# Data in this exercise

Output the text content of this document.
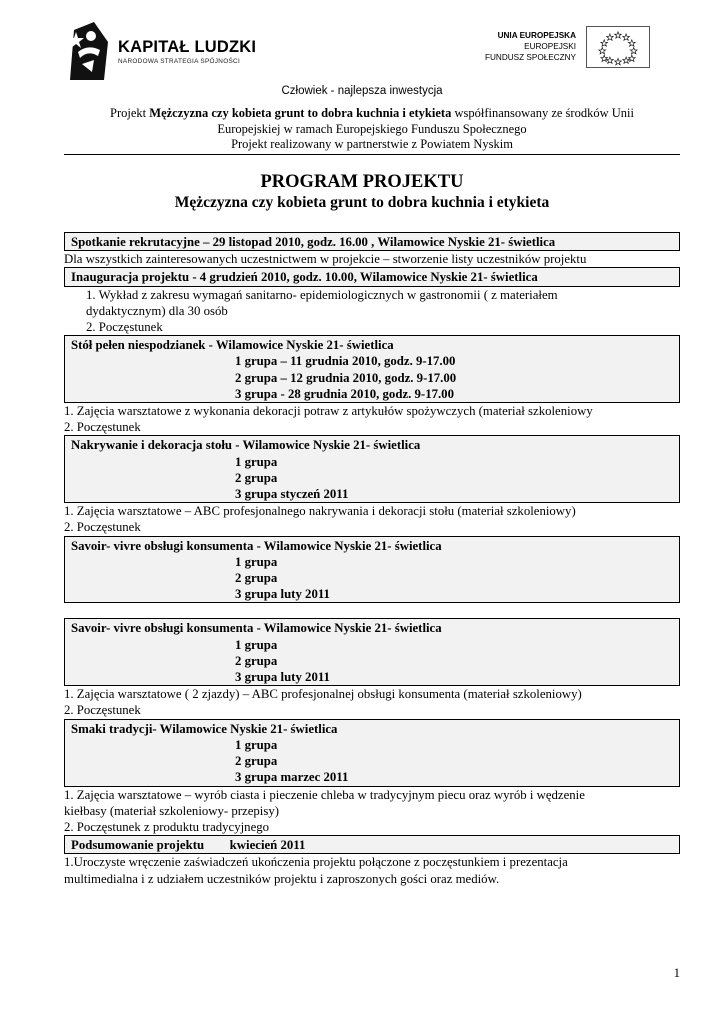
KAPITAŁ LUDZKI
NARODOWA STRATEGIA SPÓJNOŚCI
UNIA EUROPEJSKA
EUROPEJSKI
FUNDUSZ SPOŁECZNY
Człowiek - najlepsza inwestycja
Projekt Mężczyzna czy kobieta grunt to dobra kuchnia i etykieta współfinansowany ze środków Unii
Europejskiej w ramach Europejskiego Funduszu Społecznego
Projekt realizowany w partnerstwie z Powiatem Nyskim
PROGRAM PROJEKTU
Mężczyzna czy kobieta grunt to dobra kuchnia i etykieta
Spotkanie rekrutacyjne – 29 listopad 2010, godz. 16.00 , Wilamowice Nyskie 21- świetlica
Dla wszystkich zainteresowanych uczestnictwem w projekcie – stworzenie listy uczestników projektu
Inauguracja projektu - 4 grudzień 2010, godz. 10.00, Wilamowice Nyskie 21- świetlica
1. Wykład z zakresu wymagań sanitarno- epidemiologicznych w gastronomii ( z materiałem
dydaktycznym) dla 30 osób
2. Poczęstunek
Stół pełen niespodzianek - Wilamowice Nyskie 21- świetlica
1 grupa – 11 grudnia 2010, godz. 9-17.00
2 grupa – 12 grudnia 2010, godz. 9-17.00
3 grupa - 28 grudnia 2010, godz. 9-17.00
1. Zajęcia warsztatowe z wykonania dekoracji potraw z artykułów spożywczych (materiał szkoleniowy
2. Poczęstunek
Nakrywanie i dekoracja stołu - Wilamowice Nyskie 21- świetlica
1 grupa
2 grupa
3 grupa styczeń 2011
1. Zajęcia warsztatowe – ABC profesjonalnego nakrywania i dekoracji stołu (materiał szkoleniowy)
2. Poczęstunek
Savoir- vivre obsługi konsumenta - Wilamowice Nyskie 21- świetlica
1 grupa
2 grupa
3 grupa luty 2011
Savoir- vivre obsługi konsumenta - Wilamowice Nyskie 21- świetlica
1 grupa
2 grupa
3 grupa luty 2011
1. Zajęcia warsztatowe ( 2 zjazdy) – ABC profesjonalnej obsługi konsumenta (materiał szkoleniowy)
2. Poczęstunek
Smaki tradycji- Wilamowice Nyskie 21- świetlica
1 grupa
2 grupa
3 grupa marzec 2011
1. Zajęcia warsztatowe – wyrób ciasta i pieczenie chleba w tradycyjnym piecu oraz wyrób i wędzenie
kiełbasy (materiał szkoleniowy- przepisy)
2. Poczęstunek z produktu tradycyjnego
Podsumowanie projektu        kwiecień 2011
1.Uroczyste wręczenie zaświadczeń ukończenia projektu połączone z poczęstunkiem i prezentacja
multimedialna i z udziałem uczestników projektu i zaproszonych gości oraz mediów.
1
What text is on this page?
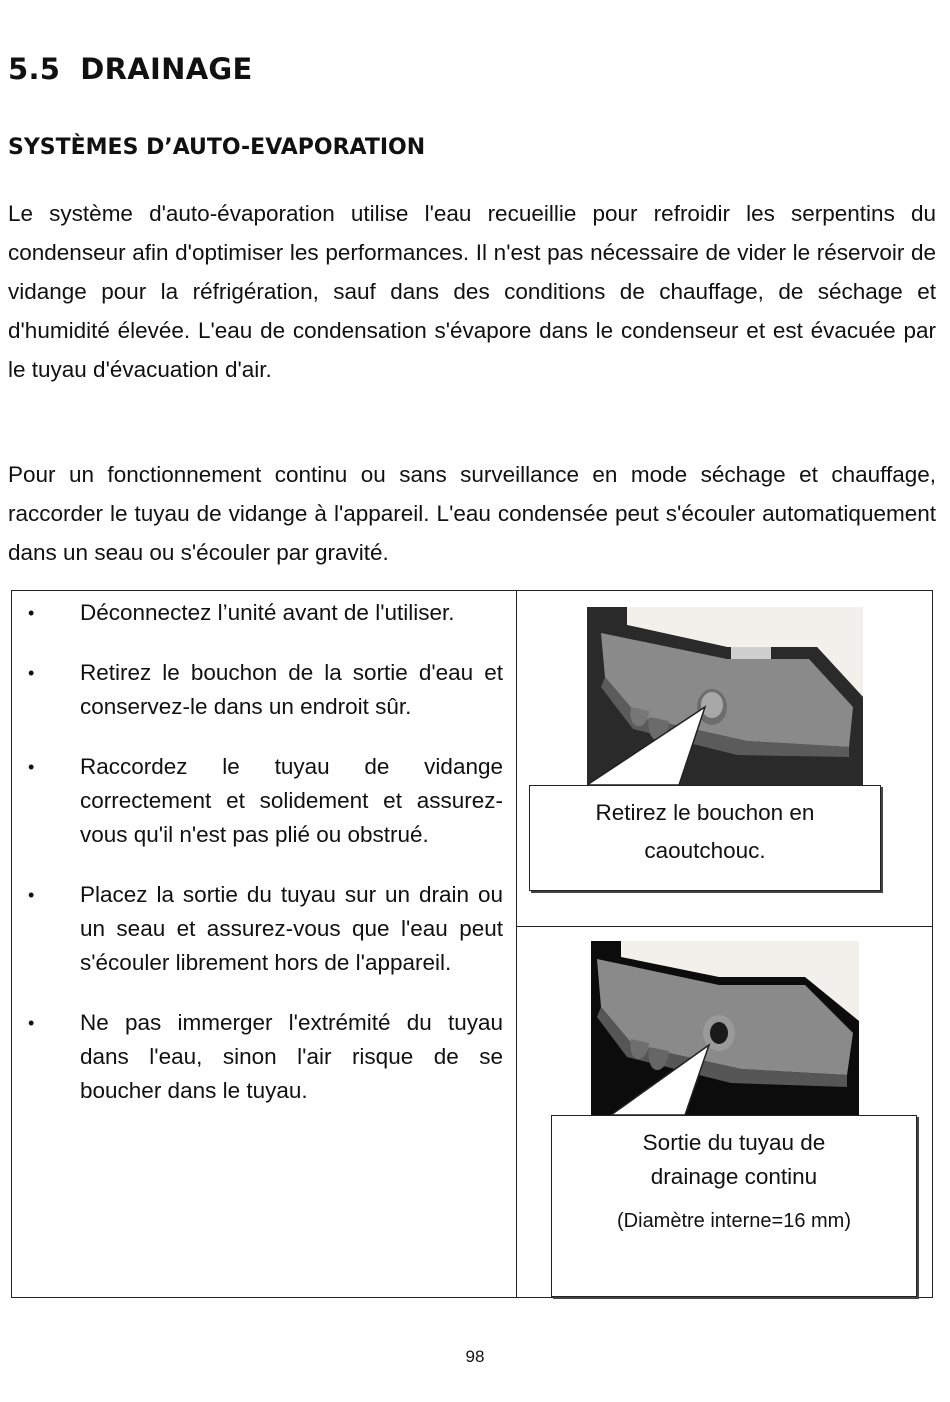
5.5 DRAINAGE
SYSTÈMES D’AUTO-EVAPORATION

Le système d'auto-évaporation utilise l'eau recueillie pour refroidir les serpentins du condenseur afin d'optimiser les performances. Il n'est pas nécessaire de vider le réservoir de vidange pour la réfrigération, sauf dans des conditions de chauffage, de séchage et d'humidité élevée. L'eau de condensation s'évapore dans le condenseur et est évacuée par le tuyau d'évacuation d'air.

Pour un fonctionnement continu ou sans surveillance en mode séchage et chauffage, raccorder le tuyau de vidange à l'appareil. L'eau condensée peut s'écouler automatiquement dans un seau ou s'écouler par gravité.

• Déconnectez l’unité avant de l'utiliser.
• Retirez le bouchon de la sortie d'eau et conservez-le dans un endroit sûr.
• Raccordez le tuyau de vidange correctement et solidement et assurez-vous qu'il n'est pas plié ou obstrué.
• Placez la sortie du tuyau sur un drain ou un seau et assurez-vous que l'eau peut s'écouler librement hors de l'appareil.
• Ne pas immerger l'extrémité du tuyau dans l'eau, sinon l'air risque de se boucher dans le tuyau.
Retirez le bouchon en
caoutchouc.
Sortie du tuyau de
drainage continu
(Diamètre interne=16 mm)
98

# Given instruction
Write out each entry exactly as given, but skip the pictures.

# Task response
Output the text content of this document.
KAPITAŁ LUDZKI
NARODOWA STRATEGIA SPÓJNOŚCI
UNIA EUROPEJSKA
EUROPEJSKI
FUNDUSZ SPOŁECZNY
Człowiek - najlepsza inwestycja
Projekt Mężczyzna czy kobieta grunt to dobra kuchnia i etykieta współfinansowany ze środków Unii
Europejskiej w ramach Europejskiego Funduszu Społecznego
Projekt realizowany w partnerstwie z Powiatem Nyskim
PROGRAM PROJEKTU
Mężczyzna czy kobieta grunt to dobra kuchnia i etykieta
Spotkanie rekrutacyjne – 29 listopad 2010, godz. 16.00 , Wilamowice Nyskie 21- świetlica
Dla wszystkich zainteresowanych uczestnictwem w projekcie – stworzenie listy uczestników projektu
Inauguracja projektu - 4 grudzień 2010, godz. 10.00, Wilamowice Nyskie 21- świetlica
1. Wykład z zakresu wymagań sanitarno- epidemiologicznych w gastronomii ( z materiałem
dydaktycznym) dla 30 osób
2. Poczęstunek
Stół pełen niespodzianek - Wilamowice Nyskie 21- świetlica
1 grupa – 11 grudnia 2010, godz. 9-17.00
2 grupa – 12 grudnia 2010, godz. 9-17.00
3 grupa - 28 grudnia 2010, godz. 9-17.00
1. Zajęcia warsztatowe z wykonania dekoracji potraw z artykułów spożywczych (materiał szkoleniowy
2. Poczęstunek
Nakrywanie i dekoracja stołu - Wilamowice Nyskie 21- świetlica
1 grupa
2 grupa
3 grupa styczeń 2011
1. Zajęcia warsztatowe – ABC profesjonalnego nakrywania i dekoracji stołu (materiał szkoleniowy)
2. Poczęstunek
Savoir- vivre obsługi konsumenta - Wilamowice Nyskie 21- świetlica
1 grupa
2 grupa
3 grupa luty 2011
Savoir- vivre obsługi konsumenta - Wilamowice Nyskie 21- świetlica
1 grupa
2 grupa
3 grupa luty 2011
1. Zajęcia warsztatowe ( 2 zjazdy) – ABC profesjonalnej obsługi konsumenta (materiał szkoleniowy)
2. Poczęstunek
Smaki tradycji- Wilamowice Nyskie 21- świetlica
1 grupa
2 grupa
3 grupa marzec 2011
1. Zajęcia warsztatowe – wyrób ciasta i pieczenie chleba w tradycyjnym piecu oraz wyrób i wędzenie
kiełbasy (materiał szkoleniowy- przepisy)
2. Poczęstunek z produktu tradycyjnego
Podsumowanie projektu        kwiecień 2011
1.Uroczyste wręczenie zaświadczeń ukończenia projektu połączone z poczęstunkiem i prezentacja
multimedialna i z udziałem uczestników projektu i zaproszonych gości oraz mediów.
1
What text is on this page?
5.5 DRAINAGE
SYSTÈMES D’AUTO-EVAPORATION

Le système d'auto-évaporation utilise l'eau recueillie pour refroidir les serpentins du condenseur afin d'optimiser les performances. Il n'est pas nécessaire de vider le réservoir de vidange pour la réfrigération, sauf dans des conditions de chauffage, de séchage et d'humidité élevée. L'eau de condensation s'évapore dans le condenseur et est évacuée par le tuyau d'évacuation d'air.

Pour un fonctionnement continu ou sans surveillance en mode séchage et chauffage, raccorder le tuyau de vidange à l'appareil. L'eau condensée peut s'écouler automatiquement dans un seau ou s'écouler par gravité.

• Déconnectez l’unité avant de l'utiliser.
• Retirez le bouchon de la sortie d'eau et conservez-le dans un endroit sûr.
• Raccordez le tuyau de vidange correctement et solidement et assurez-vous qu'il n'est pas plié ou obstrué.
• Placez la sortie du tuyau sur un drain ou un seau et assurez-vous que l'eau peut s'écouler librement hors de l'appareil.
• Ne pas immerger l'extrémité du tuyau dans l'eau, sinon l'air risque de se boucher dans le tuyau.
Retirez le bouchon en
caoutchouc.
Sortie du tuyau de
drainage continu
(Diamètre interne=16 mm)
98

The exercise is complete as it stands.